Rows from a figure dataset:
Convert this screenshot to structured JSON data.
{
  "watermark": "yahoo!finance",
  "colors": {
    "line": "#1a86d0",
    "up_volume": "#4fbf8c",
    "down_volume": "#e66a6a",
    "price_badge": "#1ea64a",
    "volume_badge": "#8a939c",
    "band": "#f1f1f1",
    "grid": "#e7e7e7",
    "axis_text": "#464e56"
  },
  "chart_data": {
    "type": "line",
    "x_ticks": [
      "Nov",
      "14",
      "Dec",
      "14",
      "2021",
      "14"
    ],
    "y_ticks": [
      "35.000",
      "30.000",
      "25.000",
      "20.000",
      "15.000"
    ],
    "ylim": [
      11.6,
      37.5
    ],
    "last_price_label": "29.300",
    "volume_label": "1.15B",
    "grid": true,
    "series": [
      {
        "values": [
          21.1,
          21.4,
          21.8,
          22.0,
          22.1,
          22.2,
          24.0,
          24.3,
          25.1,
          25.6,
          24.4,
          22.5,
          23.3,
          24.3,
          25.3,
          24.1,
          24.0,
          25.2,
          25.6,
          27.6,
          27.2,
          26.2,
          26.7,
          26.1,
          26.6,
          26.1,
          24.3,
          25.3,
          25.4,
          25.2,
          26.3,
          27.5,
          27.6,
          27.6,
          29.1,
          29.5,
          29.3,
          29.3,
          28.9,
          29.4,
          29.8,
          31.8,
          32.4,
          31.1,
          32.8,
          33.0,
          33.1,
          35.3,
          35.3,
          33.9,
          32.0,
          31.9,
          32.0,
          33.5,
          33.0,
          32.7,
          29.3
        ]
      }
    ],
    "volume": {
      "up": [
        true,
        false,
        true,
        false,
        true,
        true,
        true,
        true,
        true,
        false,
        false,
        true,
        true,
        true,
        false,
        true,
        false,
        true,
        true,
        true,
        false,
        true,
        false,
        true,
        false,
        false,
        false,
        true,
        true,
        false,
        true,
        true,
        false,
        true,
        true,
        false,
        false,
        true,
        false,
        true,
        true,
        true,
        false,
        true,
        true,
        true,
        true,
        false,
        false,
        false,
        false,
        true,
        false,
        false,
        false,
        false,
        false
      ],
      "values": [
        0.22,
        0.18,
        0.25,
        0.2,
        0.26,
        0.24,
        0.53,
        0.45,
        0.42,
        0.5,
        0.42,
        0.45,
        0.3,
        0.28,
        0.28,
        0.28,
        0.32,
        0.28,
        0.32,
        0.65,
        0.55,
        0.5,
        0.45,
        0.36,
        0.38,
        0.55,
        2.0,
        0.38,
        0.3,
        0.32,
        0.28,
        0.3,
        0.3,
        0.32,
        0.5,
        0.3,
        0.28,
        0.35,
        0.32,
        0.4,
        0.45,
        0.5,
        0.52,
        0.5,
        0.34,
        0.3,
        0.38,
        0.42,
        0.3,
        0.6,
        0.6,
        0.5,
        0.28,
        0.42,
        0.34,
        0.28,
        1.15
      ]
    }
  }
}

__GIVEN TASK__: Give the complete listing a second time, exactly as it reads.

__THE COMPLETED TASK__:
Convert this screenshot to structured JSON data.
{
  "watermark": "yahoo!finance",
  "colors": {
    "line": "#1a86d0",
    "up_volume": "#4fbf8c",
    "down_volume": "#e66a6a",
    "price_badge": "#1ea64a",
    "volume_badge": "#8a939c",
    "band": "#f1f1f1",
    "grid": "#e7e7e7",
    "axis_text": "#464e56"
  },
  "chart_data": {
    "type": "line",
    "x_ticks": [
      "Nov",
      "14",
      "Dec",
      "14",
      "2021",
      "14"
    ],
    "y_ticks": [
      "35.000",
      "30.000",
      "25.000",
      "20.000",
      "15.000"
    ],
    "ylim": [
      11.6,
      37.5
    ],
    "last_price_label": "29.300",
    "volume_label": "1.15B",
    "grid": true,
    "series": [
      {
        "values": [
          21.1,
          21.4,
          21.8,
          22.0,
          22.1,
          22.2,
          24.0,
          24.3,
          25.1,
          25.6,
          24.4,
          22.5,
          23.3,
          24.3,
          25.3,
          24.1,
          24.0,
          25.2,
          25.6,
          27.6,
          27.2,
          26.2,
          26.7,
          26.1,
          26.6,
          26.1,
          24.3,
          25.3,
          25.4,
          25.2,
          26.3,
          27.5,
          27.6,
          27.6,
          29.1,
          29.5,
          29.3,
          29.3,
          28.9,
          29.4,
          29.8,
          31.8,
          32.4,
          31.1,
          32.8,
          33.0,
          33.1,
          35.3,
          35.3,
          33.9,
          32.0,
          31.9,
          32.0,
          33.5,
          33.0,
          32.7,
          29.3
        ]
      }
    ],
    "volume": {
      "up": [
        true,
        false,
        true,
        false,
        true,
        true,
        true,
        true,
        true,
        false,
        false,
        true,
        true,
        true,
        false,
        true,
        false,
        true,
        true,
        true,
        false,
        true,
        false,
        true,
        false,
        false,
        false,
        true,
        true,
        false,
        true,
        true,
        false,
        true,
        true,
        false,
        false,
        true,
        false,
        true,
        true,
        true,
        false,
        true,
        true,
        true,
        true,
        false,
        false,
        false,
        false,
        true,
        false,
        false,
        false,
        false,
        false
      ],
      "values": [
        0.22,
        0.18,
        0.25,
        0.2,
        0.26,
        0.24,
        0.53,
        0.45,
        0.42,
        0.5,
        0.42,
        0.45,
        0.3,
        0.28,
        0.28,
        0.28,
        0.32,
        0.28,
        0.32,
        0.65,
        0.55,
        0.5,
        0.45,
        0.36,
        0.38,
        0.55,
        2.0,
        0.38,
        0.3,
        0.32,
        0.28,
        0.3,
        0.3,
        0.32,
        0.5,
        0.3,
        0.28,
        0.35,
        0.32,
        0.4,
        0.45,
        0.5,
        0.52,
        0.5,
        0.34,
        0.3,
        0.38,
        0.42,
        0.3,
        0.6,
        0.6,
        0.5,
        0.28,
        0.42,
        0.34,
        0.28,
        1.15
      ]
    }
  }
}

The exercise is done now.